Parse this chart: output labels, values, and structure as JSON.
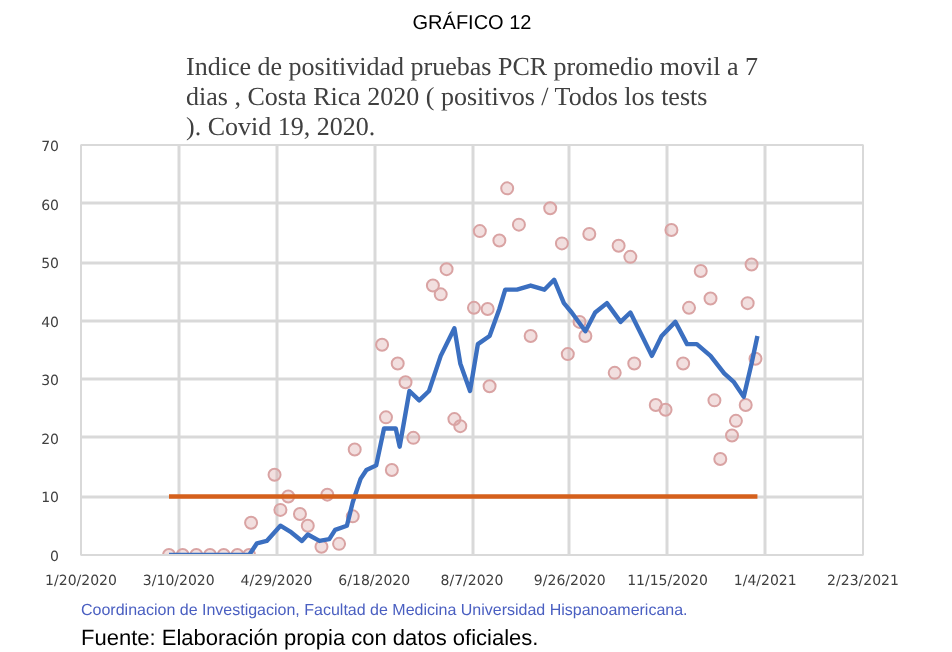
{
  "chart_data": {
    "type": "scatter",
    "title": "GRÁFICO 12",
    "subtitle": "Indice de positividad pruebas PCR promedio movil a 7 dias , Costa Rica 2020 ( positivos / Todos los tests ). Covid 19, 2020.",
    "annotations": [
      "Coordinacion de Investigacion, Facultad de Medicina Universidad Hispanoamericana.",
      "Fuente: Elaboración propia con datos oficiales."
    ],
    "xlim": [
      "2020-01-20",
      "2021-02-23"
    ],
    "xticks": [
      {
        "value": "2020-01-20",
        "label": "1/20/2020"
      },
      {
        "value": "2020-03-10",
        "label": "3/10/2020"
      },
      {
        "value": "2020-04-29",
        "label": "4/29/2020"
      },
      {
        "value": "2020-06-18",
        "label": "6/18/2020"
      },
      {
        "value": "2020-08-07",
        "label": "8/7/2020"
      },
      {
        "value": "2020-09-26",
        "label": "9/26/2020"
      },
      {
        "value": "2020-11-15",
        "label": "11/15/2020"
      },
      {
        "value": "2021-01-04",
        "label": "1/4/2021"
      },
      {
        "value": "2021-02-23",
        "label": "2/23/2021"
      }
    ],
    "ylim": [
      0,
      70
    ],
    "yticks": [
      0,
      10,
      20,
      30,
      40,
      50,
      60,
      70
    ],
    "grid": true,
    "series": [
      {
        "marker": "circle",
        "color": "#d9a3a3",
        "x": [
          "2020-03-05",
          "2020-03-12",
          "2020-03-19",
          "2020-03-26",
          "2020-04-02",
          "2020-04-09",
          "2020-04-15",
          "2020-04-16",
          "2020-04-28",
          "2020-05-01",
          "2020-05-05",
          "2020-05-11",
          "2020-05-15",
          "2020-05-22",
          "2020-05-25",
          "2020-05-31",
          "2020-06-07",
          "2020-06-08",
          "2020-06-22",
          "2020-06-24",
          "2020-06-27",
          "2020-06-30",
          "2020-07-04",
          "2020-07-08",
          "2020-07-18",
          "2020-07-22",
          "2020-07-25",
          "2020-07-29",
          "2020-08-01",
          "2020-08-08",
          "2020-08-11",
          "2020-08-15",
          "2020-08-16",
          "2020-08-21",
          "2020-08-25",
          "2020-08-31",
          "2020-09-06",
          "2020-09-16",
          "2020-09-22",
          "2020-09-25",
          "2020-10-01",
          "2020-10-04",
          "2020-10-06",
          "2020-10-19",
          "2020-10-21",
          "2020-10-27",
          "2020-10-29",
          "2020-11-09",
          "2020-11-14",
          "2020-11-17",
          "2020-11-23",
          "2020-11-26",
          "2020-12-02",
          "2020-12-07",
          "2020-12-09",
          "2020-12-12",
          "2020-12-18",
          "2020-12-20",
          "2020-12-25",
          "2020-12-26",
          "2020-12-28",
          "2020-12-30"
        ],
        "values": [
          0,
          0,
          0,
          0,
          0,
          0,
          0,
          5.5,
          13.7,
          7.7,
          10,
          7,
          5,
          1.4,
          10.3,
          1.9,
          6.6,
          18,
          35.9,
          23.5,
          14.5,
          32.7,
          29.5,
          20,
          46,
          44.5,
          48.8,
          23.2,
          22,
          42.2,
          55.3,
          42,
          28.8,
          53.7,
          62.6,
          56.4,
          37.4,
          59.2,
          53.2,
          34.3,
          39.8,
          37.4,
          54.8,
          31.1,
          52.8,
          50.9,
          32.7,
          25.6,
          24.8,
          55.5,
          32.7,
          42.2,
          48.5,
          43.8,
          26.4,
          16.4,
          20.4,
          22.9,
          25.6,
          43,
          49.6,
          33.5
        ]
      },
      {
        "type": "line",
        "marker": "none",
        "color": "#3b6fc0",
        "x": [
          "2020-03-05",
          "2020-04-15",
          "2020-04-19",
          "2020-04-24",
          "2020-05-01",
          "2020-05-06",
          "2020-05-12",
          "2020-05-15",
          "2020-05-21",
          "2020-05-26",
          "2020-05-29",
          "2020-06-04",
          "2020-06-07",
          "2020-06-11",
          "2020-06-14",
          "2020-06-19",
          "2020-06-23",
          "2020-06-29",
          "2020-07-01",
          "2020-07-06",
          "2020-07-11",
          "2020-07-16",
          "2020-07-22",
          "2020-07-29",
          "2020-08-01",
          "2020-08-06",
          "2020-08-10",
          "2020-08-16",
          "2020-08-21",
          "2020-08-24",
          "2020-08-30",
          "2020-09-06",
          "2020-09-13",
          "2020-09-18",
          "2020-09-23",
          "2020-09-27",
          "2020-10-04",
          "2020-10-09",
          "2020-10-15",
          "2020-10-22",
          "2020-10-27",
          "2020-11-02",
          "2020-11-07",
          "2020-11-12",
          "2020-11-19",
          "2020-11-25",
          "2020-11-30",
          "2020-12-07",
          "2020-12-14",
          "2020-12-19",
          "2020-12-24",
          "2020-12-28",
          "2020-12-31"
        ],
        "values": [
          0,
          0,
          2,
          2.4,
          5,
          4,
          2.4,
          3.5,
          2.4,
          2.7,
          4.3,
          5,
          9,
          13,
          14.5,
          15.3,
          21.6,
          21.6,
          18.5,
          28,
          26.4,
          28,
          34,
          38.7,
          32.7,
          28,
          36,
          37.4,
          42,
          45.3,
          45.3,
          46,
          45.3,
          47,
          43,
          41.4,
          38.2,
          41.4,
          43,
          39.8,
          41.4,
          37.4,
          34,
          37.4,
          39.8,
          36,
          36,
          34,
          31,
          29.5,
          27,
          32.7,
          37.4
        ]
      },
      {
        "type": "line",
        "marker": "none",
        "color": "#d5601c",
        "x": [
          "2020-03-05",
          "2020-12-31"
        ],
        "values": [
          10,
          10
        ]
      }
    ]
  }
}
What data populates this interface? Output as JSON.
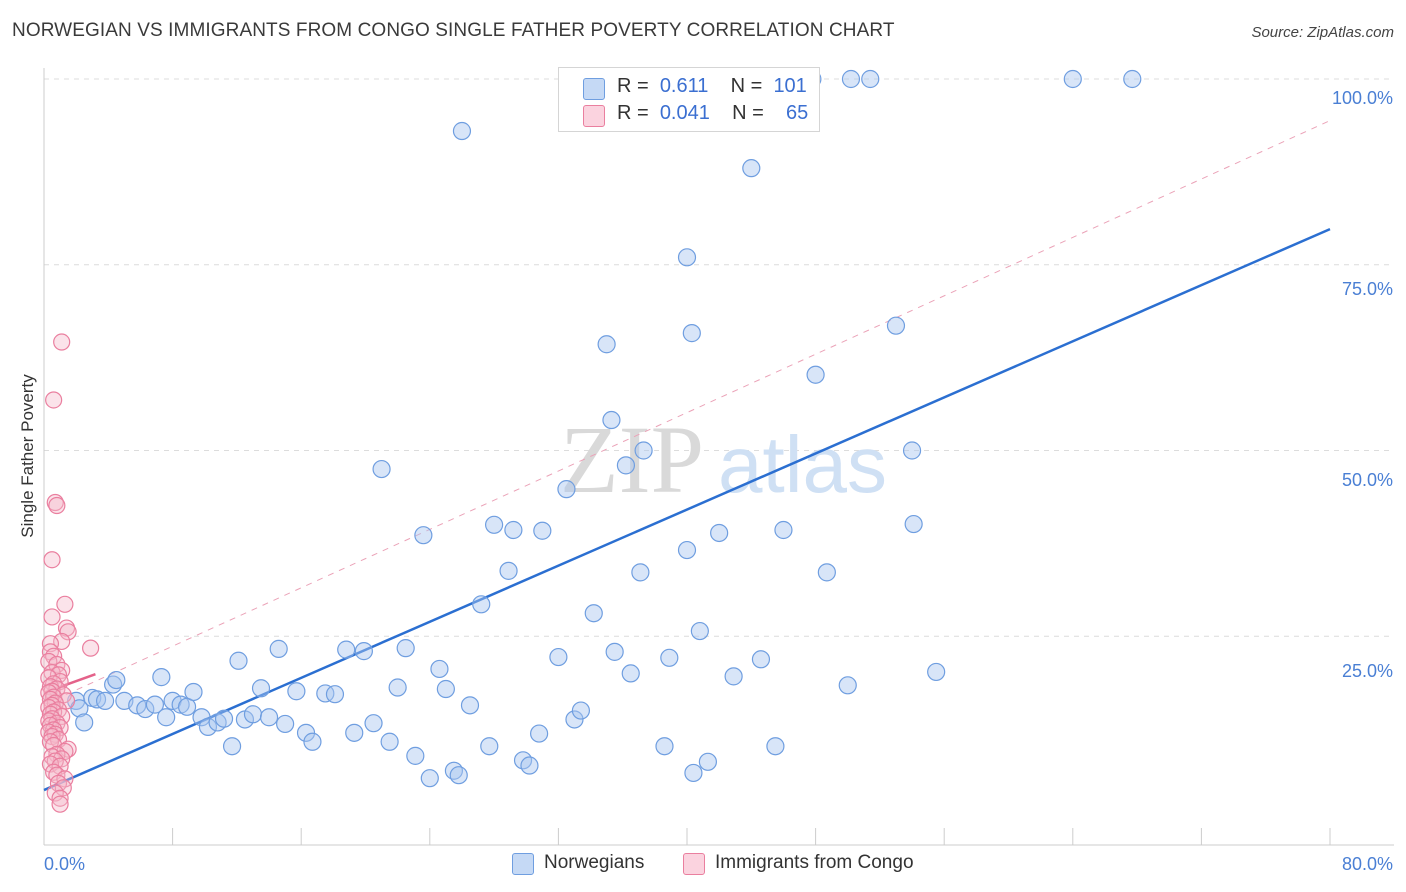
{
  "header": {
    "title": "NORWEGIAN VS IMMIGRANTS FROM CONGO SINGLE FATHER POVERTY CORRELATION CHART",
    "source": "Source: ZipAtlas.com"
  },
  "watermark": {
    "zip": "ZIP",
    "atlas": "atlas"
  },
  "legend_top": {
    "rows": [
      {
        "r_label": "R =",
        "r_value": "0.611",
        "n_label": "N =",
        "n_value": "101",
        "color": "#a9c6f0"
      },
      {
        "r_label": "R =",
        "r_value": "0.041",
        "n_label": "N =",
        "n_value": "65",
        "color": "#f6b8ca"
      }
    ]
  },
  "legend_bottom": {
    "items": [
      {
        "label": "Norwegians",
        "color": "#a9c6f0"
      },
      {
        "label": "Immigrants from Congo",
        "color": "#f6b8ca"
      }
    ]
  },
  "colors": {
    "blue_fill": "#a9c6f0",
    "blue_stroke": "#6f9ee0",
    "blue_line": "#2b6fd1",
    "pink_fill": "#f6b8ca",
    "pink_stroke": "#ea7f9f",
    "pink_line": "#e4628a",
    "grid": "#dcdcdc",
    "tick_text": "#4a7fd4"
  },
  "chart_data": {
    "type": "scatter",
    "title": "NORWEGIAN VS IMMIGRANTS FROM CONGO SINGLE FATHER POVERTY CORRELATION CHART",
    "xlabel": "",
    "ylabel": "Single Father Poverty",
    "xlim": [
      0,
      80
    ],
    "ylim": [
      0,
      100
    ],
    "x_tick_labels": [
      "0.0%",
      "80.0%"
    ],
    "y_tick_labels": [
      "25.0%",
      "50.0%",
      "75.0%",
      "100.0%"
    ],
    "y_ticks": [
      25,
      50,
      75,
      100
    ],
    "grid": true,
    "legend_position": "top-center",
    "series": [
      {
        "name": "Norwegians",
        "r": 0.611,
        "n": 101,
        "trend": {
          "x0": 0,
          "y0": 4.3,
          "x1": 80,
          "y1": 79.8
        },
        "points": [
          [
            2.0,
            16.3
          ],
          [
            2.2,
            15.3
          ],
          [
            2.5,
            13.4
          ],
          [
            3.0,
            16.7
          ],
          [
            3.3,
            16.5
          ],
          [
            3.8,
            16.3
          ],
          [
            4.3,
            18.5
          ],
          [
            4.5,
            19.1
          ],
          [
            5.0,
            16.3
          ],
          [
            5.8,
            15.7
          ],
          [
            6.3,
            15.2
          ],
          [
            6.9,
            15.8
          ],
          [
            7.3,
            19.5
          ],
          [
            7.6,
            14.1
          ],
          [
            8.0,
            16.3
          ],
          [
            8.5,
            15.8
          ],
          [
            8.9,
            15.5
          ],
          [
            9.3,
            17.5
          ],
          [
            9.8,
            14.1
          ],
          [
            10.2,
            12.8
          ],
          [
            10.8,
            13.4
          ],
          [
            11.2,
            13.9
          ],
          [
            11.7,
            10.2
          ],
          [
            12.1,
            21.7
          ],
          [
            12.5,
            13.8
          ],
          [
            13.0,
            14.5
          ],
          [
            13.5,
            18.0
          ],
          [
            14.0,
            14.1
          ],
          [
            14.6,
            23.3
          ],
          [
            15.0,
            13.2
          ],
          [
            15.7,
            17.6
          ],
          [
            16.3,
            12.0
          ],
          [
            16.7,
            10.8
          ],
          [
            17.5,
            17.3
          ],
          [
            18.1,
            17.2
          ],
          [
            18.8,
            23.2
          ],
          [
            19.3,
            12.0
          ],
          [
            19.9,
            23.0
          ],
          [
            20.5,
            13.3
          ],
          [
            21.0,
            47.5
          ],
          [
            21.5,
            10.8
          ],
          [
            22.0,
            18.1
          ],
          [
            22.5,
            23.4
          ],
          [
            23.1,
            8.9
          ],
          [
            23.6,
            38.6
          ],
          [
            24.0,
            5.9
          ],
          [
            24.6,
            20.6
          ],
          [
            25.0,
            17.9
          ],
          [
            25.5,
            6.9
          ],
          [
            25.8,
            6.3
          ],
          [
            26.5,
            15.7
          ],
          [
            27.2,
            29.3
          ],
          [
            27.7,
            10.2
          ],
          [
            28.0,
            40.0
          ],
          [
            28.9,
            33.8
          ],
          [
            29.2,
            39.3
          ],
          [
            29.8,
            8.3
          ],
          [
            30.2,
            7.6
          ],
          [
            30.8,
            11.9
          ],
          [
            31.0,
            39.2
          ],
          [
            32.0,
            22.2
          ],
          [
            32.5,
            44.8
          ],
          [
            33.0,
            13.8
          ],
          [
            33.4,
            15.0
          ],
          [
            34.2,
            28.1
          ],
          [
            35.0,
            64.3
          ],
          [
            35.3,
            54.1
          ],
          [
            35.5,
            22.9
          ],
          [
            36.2,
            48.0
          ],
          [
            36.5,
            20.0
          ],
          [
            37.1,
            33.6
          ],
          [
            37.3,
            50.0
          ],
          [
            38.6,
            10.2
          ],
          [
            38.9,
            22.1
          ],
          [
            40.0,
            36.6
          ],
          [
            40.3,
            65.8
          ],
          [
            40.4,
            6.6
          ],
          [
            40.8,
            25.7
          ],
          [
            41.3,
            8.1
          ],
          [
            42.0,
            38.9
          ],
          [
            42.9,
            19.6
          ],
          [
            44.6,
            21.9
          ],
          [
            45.5,
            10.2
          ],
          [
            46.0,
            39.3
          ],
          [
            48.0,
            60.2
          ],
          [
            48.7,
            33.6
          ],
          [
            50.0,
            18.4
          ],
          [
            53.0,
            66.8
          ],
          [
            54.0,
            50.0
          ],
          [
            54.1,
            40.1
          ],
          [
            55.5,
            20.2
          ],
          [
            38.2,
            100.0
          ],
          [
            46.0,
            100.0
          ],
          [
            47.8,
            100.0
          ],
          [
            50.2,
            100.0
          ],
          [
            51.4,
            100.0
          ],
          [
            64.0,
            100.0
          ],
          [
            67.7,
            100.0
          ],
          [
            26.0,
            93.0
          ],
          [
            44.0,
            88.0
          ],
          [
            40.0,
            76.0
          ]
        ]
      },
      {
        "name": "Immigrants from Congo",
        "r": 0.041,
        "n": 65,
        "trend": {
          "x0": 0,
          "y0": 17.4,
          "x1": 3.2,
          "y1": 19.9
        },
        "dashed_trend": {
          "x0": 0,
          "y0": 15.8,
          "x1": 80,
          "y1": 94.4
        },
        "points": [
          [
            1.1,
            64.6
          ],
          [
            0.6,
            56.8
          ],
          [
            0.7,
            43.0
          ],
          [
            0.8,
            42.6
          ],
          [
            0.5,
            35.3
          ],
          [
            1.3,
            29.3
          ],
          [
            0.5,
            27.6
          ],
          [
            1.4,
            26.1
          ],
          [
            1.5,
            25.6
          ],
          [
            1.1,
            24.3
          ],
          [
            0.4,
            24.0
          ],
          [
            2.9,
            23.4
          ],
          [
            0.4,
            22.9
          ],
          [
            0.6,
            22.3
          ],
          [
            0.3,
            21.6
          ],
          [
            0.8,
            21.2
          ],
          [
            1.1,
            20.4
          ],
          [
            0.5,
            20.1
          ],
          [
            0.9,
            19.8
          ],
          [
            0.3,
            19.4
          ],
          [
            1.0,
            18.9
          ],
          [
            0.6,
            18.6
          ],
          [
            0.4,
            18.2
          ],
          [
            0.8,
            17.9
          ],
          [
            0.5,
            17.6
          ],
          [
            0.3,
            17.4
          ],
          [
            1.2,
            17.1
          ],
          [
            0.6,
            16.8
          ],
          [
            0.4,
            16.5
          ],
          [
            1.4,
            16.3
          ],
          [
            0.7,
            16.0
          ],
          [
            0.5,
            15.7
          ],
          [
            0.3,
            15.4
          ],
          [
            0.9,
            15.1
          ],
          [
            0.6,
            14.8
          ],
          [
            0.4,
            14.5
          ],
          [
            1.1,
            14.2
          ],
          [
            0.5,
            13.9
          ],
          [
            0.3,
            13.6
          ],
          [
            0.8,
            13.3
          ],
          [
            0.4,
            13.0
          ],
          [
            1.0,
            12.7
          ],
          [
            0.6,
            12.4
          ],
          [
            0.3,
            12.1
          ],
          [
            0.7,
            11.8
          ],
          [
            0.5,
            11.5
          ],
          [
            0.9,
            11.1
          ],
          [
            0.4,
            10.8
          ],
          [
            0.6,
            10.3
          ],
          [
            1.5,
            9.8
          ],
          [
            1.3,
            9.5
          ],
          [
            0.8,
            9.1
          ],
          [
            0.5,
            8.8
          ],
          [
            1.1,
            8.5
          ],
          [
            0.7,
            8.2
          ],
          [
            0.4,
            7.8
          ],
          [
            1.0,
            7.5
          ],
          [
            0.6,
            6.7
          ],
          [
            0.8,
            6.3
          ],
          [
            1.3,
            5.8
          ],
          [
            0.9,
            5.2
          ],
          [
            1.2,
            4.6
          ],
          [
            0.7,
            3.9
          ],
          [
            1.0,
            3.2
          ],
          [
            1.0,
            2.4
          ]
        ]
      }
    ]
  }
}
───
-- Exercise directions --
Using the listing above, pick out each line that contains the word "this", then copy it.

-- Final result --
Parse this chart: output labels, values, and structure as JSON.
What data populates this interface? Output as JSON.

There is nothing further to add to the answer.